# OBJECTIVE
Each line below should be quoted exactly, please.

# DATA SECTION
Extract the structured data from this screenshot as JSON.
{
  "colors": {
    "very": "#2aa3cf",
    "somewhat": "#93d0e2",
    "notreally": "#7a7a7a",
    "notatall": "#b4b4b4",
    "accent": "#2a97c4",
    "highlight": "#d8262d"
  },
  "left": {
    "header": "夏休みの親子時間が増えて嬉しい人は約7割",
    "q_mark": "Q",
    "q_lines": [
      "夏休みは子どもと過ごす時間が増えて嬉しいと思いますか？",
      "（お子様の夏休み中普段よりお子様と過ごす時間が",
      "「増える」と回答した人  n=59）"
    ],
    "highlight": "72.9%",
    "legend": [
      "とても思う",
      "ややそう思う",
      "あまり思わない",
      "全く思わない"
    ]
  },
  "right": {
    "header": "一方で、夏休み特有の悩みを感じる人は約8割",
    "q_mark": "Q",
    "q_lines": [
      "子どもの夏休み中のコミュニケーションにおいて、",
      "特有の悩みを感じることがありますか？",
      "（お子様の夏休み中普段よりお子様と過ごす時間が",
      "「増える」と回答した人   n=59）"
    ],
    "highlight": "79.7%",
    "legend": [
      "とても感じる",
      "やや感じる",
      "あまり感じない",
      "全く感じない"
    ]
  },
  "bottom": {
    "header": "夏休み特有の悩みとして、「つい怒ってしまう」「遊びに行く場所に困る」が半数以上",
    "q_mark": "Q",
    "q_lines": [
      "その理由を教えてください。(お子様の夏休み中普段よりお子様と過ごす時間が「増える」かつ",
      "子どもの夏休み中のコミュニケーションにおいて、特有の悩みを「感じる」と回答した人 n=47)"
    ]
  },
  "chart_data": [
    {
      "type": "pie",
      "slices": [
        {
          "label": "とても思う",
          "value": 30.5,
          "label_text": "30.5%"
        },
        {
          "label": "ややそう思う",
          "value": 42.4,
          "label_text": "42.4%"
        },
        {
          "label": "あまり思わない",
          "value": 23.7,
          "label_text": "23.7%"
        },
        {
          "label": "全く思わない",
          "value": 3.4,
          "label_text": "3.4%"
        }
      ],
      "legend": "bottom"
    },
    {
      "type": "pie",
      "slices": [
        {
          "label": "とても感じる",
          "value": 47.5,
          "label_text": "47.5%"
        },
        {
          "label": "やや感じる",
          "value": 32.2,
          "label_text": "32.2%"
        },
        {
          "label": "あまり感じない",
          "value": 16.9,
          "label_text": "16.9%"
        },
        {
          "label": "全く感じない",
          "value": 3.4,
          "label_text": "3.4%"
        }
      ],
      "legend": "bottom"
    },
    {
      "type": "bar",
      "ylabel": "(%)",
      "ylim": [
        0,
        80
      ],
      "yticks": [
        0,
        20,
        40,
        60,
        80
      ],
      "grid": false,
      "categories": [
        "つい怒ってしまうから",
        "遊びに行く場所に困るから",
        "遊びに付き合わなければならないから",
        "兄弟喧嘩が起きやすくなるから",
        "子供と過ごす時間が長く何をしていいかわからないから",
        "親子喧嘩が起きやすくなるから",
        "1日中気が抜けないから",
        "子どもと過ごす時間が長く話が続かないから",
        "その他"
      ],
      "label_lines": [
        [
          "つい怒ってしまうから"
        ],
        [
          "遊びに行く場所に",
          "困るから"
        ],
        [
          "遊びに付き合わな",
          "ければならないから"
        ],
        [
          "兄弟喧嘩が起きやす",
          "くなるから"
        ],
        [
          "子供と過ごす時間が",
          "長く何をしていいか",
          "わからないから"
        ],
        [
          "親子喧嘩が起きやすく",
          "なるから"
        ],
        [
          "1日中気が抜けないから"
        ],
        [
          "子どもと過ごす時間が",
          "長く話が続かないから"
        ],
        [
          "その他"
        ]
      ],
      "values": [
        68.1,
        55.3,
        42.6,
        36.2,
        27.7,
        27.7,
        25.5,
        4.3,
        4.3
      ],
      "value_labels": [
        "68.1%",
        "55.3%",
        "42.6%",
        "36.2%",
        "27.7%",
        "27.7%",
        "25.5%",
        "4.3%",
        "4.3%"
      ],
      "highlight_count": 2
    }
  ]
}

# RESULT
Extract the structured data from this screenshot as JSON.
{
  "colors": {
    "very": "#2aa3cf",
    "somewhat": "#93d0e2",
    "notreally": "#7a7a7a",
    "notatall": "#b4b4b4",
    "accent": "#2a97c4",
    "highlight": "#d8262d"
  },
  "left": {
    "header": "夏休みの親子時間が増えて嬉しい人は約7割",
    "q_mark": "Q",
    "q_lines": [
      "夏休みは子どもと過ごす時間が増えて嬉しいと思いますか？",
      "（お子様の夏休み中普段よりお子様と過ごす時間が",
      "「増える」と回答した人  n=59）"
    ],
    "highlight": "72.9%",
    "legend": [
      "とても思う",
      "ややそう思う",
      "あまり思わない",
      "全く思わない"
    ]
  },
  "right": {
    "header": "一方で、夏休み特有の悩みを感じる人は約8割",
    "q_mark": "Q",
    "q_lines": [
      "子どもの夏休み中のコミュニケーションにおいて、",
      "特有の悩みを感じることがありますか？",
      "（お子様の夏休み中普段よりお子様と過ごす時間が",
      "「増える」と回答した人   n=59）"
    ],
    "highlight": "79.7%",
    "legend": [
      "とても感じる",
      "やや感じる",
      "あまり感じない",
      "全く感じない"
    ]
  },
  "bottom": {
    "header": "夏休み特有の悩みとして、「つい怒ってしまう」「遊びに行く場所に困る」が半数以上",
    "q_mark": "Q",
    "q_lines": [
      "その理由を教えてください。(お子様の夏休み中普段よりお子様と過ごす時間が「増える」かつ",
      "子どもの夏休み中のコミュニケーションにおいて、特有の悩みを「感じる」と回答した人 n=47)"
    ]
  },
  "chart_data": [
    {
      "type": "pie",
      "slices": [
        {
          "label": "とても思う",
          "value": 30.5,
          "label_text": "30.5%"
        },
        {
          "label": "ややそう思う",
          "value": 42.4,
          "label_text": "42.4%"
        },
        {
          "label": "あまり思わない",
          "value": 23.7,
          "label_text": "23.7%"
        },
        {
          "label": "全く思わない",
          "value": 3.4,
          "label_text": "3.4%"
        }
      ],
      "legend": "bottom"
    },
    {
      "type": "pie",
      "slices": [
        {
          "label": "とても感じる",
          "value": 47.5,
          "label_text": "47.5%"
        },
        {
          "label": "やや感じる",
          "value": 32.2,
          "label_text": "32.2%"
        },
        {
          "label": "あまり感じない",
          "value": 16.9,
          "label_text": "16.9%"
        },
        {
          "label": "全く感じない",
          "value": 3.4,
          "label_text": "3.4%"
        }
      ],
      "legend": "bottom"
    },
    {
      "type": "bar",
      "ylabel": "(%)",
      "ylim": [
        0,
        80
      ],
      "yticks": [
        0,
        20,
        40,
        60,
        80
      ],
      "grid": false,
      "categories": [
        "つい怒ってしまうから",
        "遊びに行く場所に困るから",
        "遊びに付き合わなければならないから",
        "兄弟喧嘩が起きやすくなるから",
        "子供と過ごす時間が長く何をしていいかわからないから",
        "親子喧嘩が起きやすくなるから",
        "1日中気が抜けないから",
        "子どもと過ごす時間が長く話が続かないから",
        "その他"
      ],
      "label_lines": [
        [
          "つい怒ってしまうから"
        ],
        [
          "遊びに行く場所に",
          "困るから"
        ],
        [
          "遊びに付き合わな",
          "ければならないから"
        ],
        [
          "兄弟喧嘩が起きやす",
          "くなるから"
        ],
        [
          "子供と過ごす時間が",
          "長く何をしていいか",
          "わからないから"
        ],
        [
          "親子喧嘩が起きやすく",
          "なるから"
        ],
        [
          "1日中気が抜けないから"
        ],
        [
          "子どもと過ごす時間が",
          "長く話が続かないから"
        ],
        [
          "その他"
        ]
      ],
      "values": [
        68.1,
        55.3,
        42.6,
        36.2,
        27.7,
        27.7,
        25.5,
        4.3,
        4.3
      ],
      "value_labels": [
        "68.1%",
        "55.3%",
        "42.6%",
        "36.2%",
        "27.7%",
        "27.7%",
        "25.5%",
        "4.3%",
        "4.3%"
      ],
      "highlight_count": 2
    }
  ]
}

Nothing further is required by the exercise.